Work through the data and report how many lines include the string "this", giving the number alone.

Record excerpts:
____

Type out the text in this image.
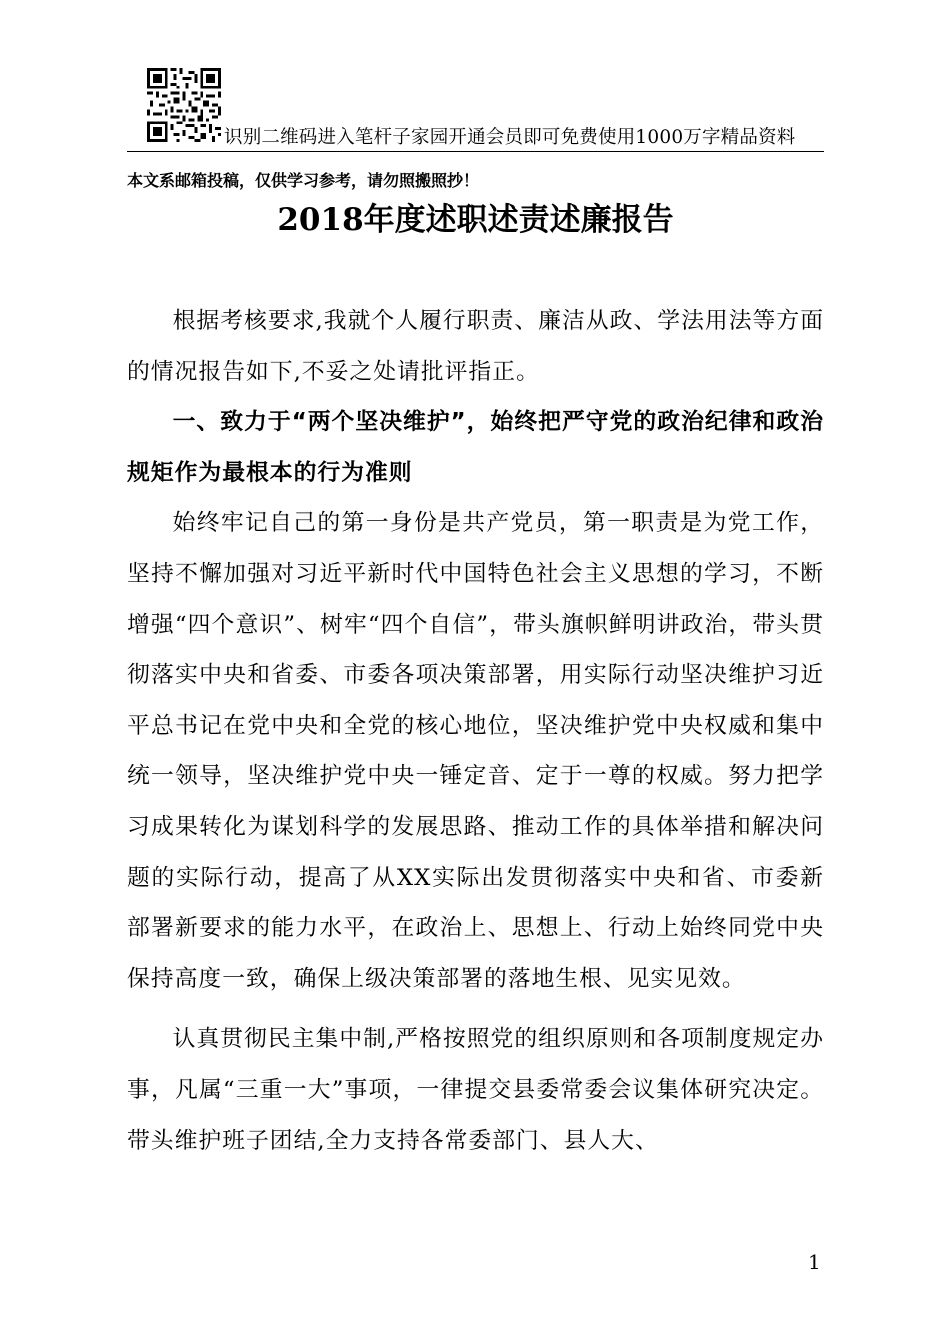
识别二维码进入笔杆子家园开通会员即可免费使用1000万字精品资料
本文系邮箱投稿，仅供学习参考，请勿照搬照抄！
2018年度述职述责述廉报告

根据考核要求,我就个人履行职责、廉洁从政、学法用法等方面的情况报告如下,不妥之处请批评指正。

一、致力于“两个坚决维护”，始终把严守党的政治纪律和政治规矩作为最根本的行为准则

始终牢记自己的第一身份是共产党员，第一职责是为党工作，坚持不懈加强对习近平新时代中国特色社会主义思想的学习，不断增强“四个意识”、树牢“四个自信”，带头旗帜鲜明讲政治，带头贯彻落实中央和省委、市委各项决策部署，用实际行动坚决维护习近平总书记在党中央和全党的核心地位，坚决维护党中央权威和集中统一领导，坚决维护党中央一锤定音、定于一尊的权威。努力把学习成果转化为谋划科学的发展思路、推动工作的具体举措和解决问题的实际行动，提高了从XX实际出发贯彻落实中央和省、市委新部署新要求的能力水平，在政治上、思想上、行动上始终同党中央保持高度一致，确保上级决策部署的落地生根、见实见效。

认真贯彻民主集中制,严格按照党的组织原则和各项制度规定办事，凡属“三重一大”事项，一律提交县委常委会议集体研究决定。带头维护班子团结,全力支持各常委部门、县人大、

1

____

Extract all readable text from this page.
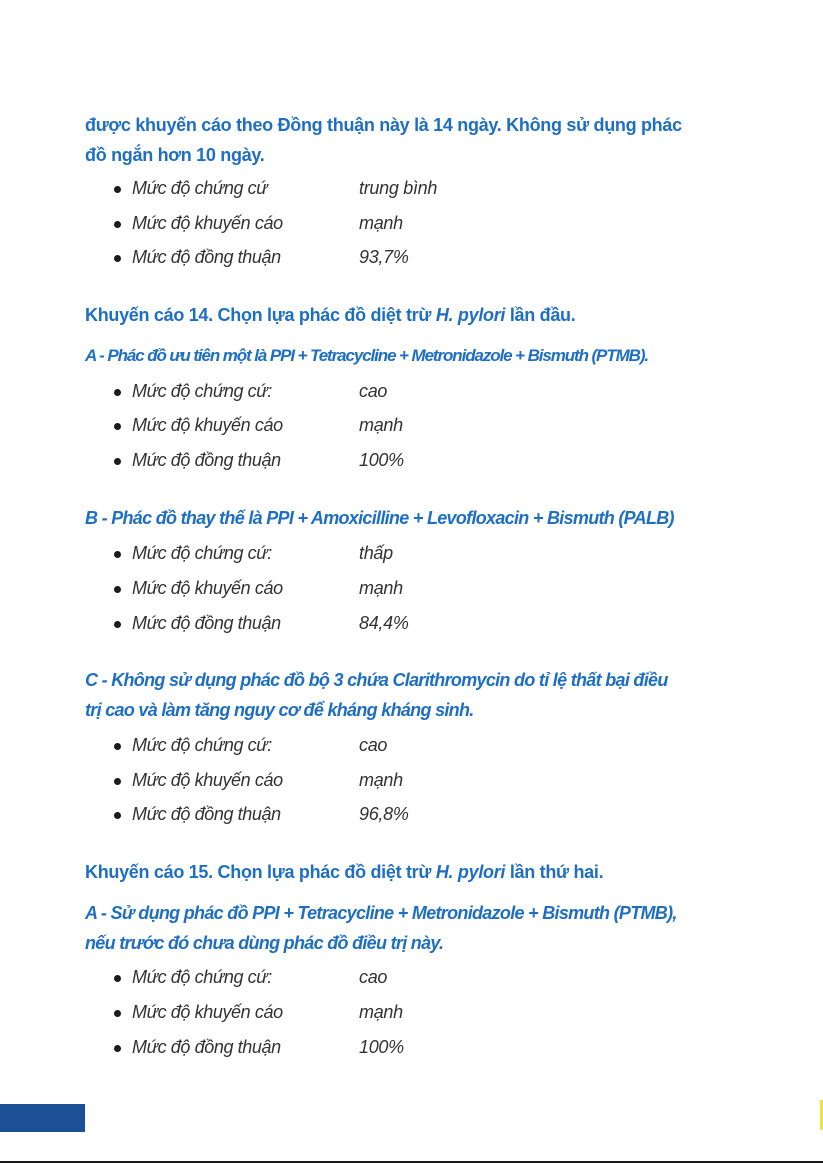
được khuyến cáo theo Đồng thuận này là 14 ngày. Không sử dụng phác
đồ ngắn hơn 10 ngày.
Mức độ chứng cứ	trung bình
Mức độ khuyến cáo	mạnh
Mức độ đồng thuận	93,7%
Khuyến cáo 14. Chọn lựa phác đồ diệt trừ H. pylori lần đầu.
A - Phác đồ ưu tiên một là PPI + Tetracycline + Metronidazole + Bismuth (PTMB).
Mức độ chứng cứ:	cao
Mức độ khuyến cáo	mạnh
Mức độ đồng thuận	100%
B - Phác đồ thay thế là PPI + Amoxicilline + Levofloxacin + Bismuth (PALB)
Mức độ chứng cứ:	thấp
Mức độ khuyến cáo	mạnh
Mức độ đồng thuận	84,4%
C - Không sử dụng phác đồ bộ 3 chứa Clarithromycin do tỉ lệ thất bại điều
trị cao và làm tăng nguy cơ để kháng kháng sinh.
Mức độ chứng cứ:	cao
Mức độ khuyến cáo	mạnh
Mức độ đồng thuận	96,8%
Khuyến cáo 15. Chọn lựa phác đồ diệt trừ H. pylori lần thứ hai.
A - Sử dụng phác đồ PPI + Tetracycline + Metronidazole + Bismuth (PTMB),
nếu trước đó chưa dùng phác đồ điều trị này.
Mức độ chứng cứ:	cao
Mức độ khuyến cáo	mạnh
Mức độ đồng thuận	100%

____

Correct result: 2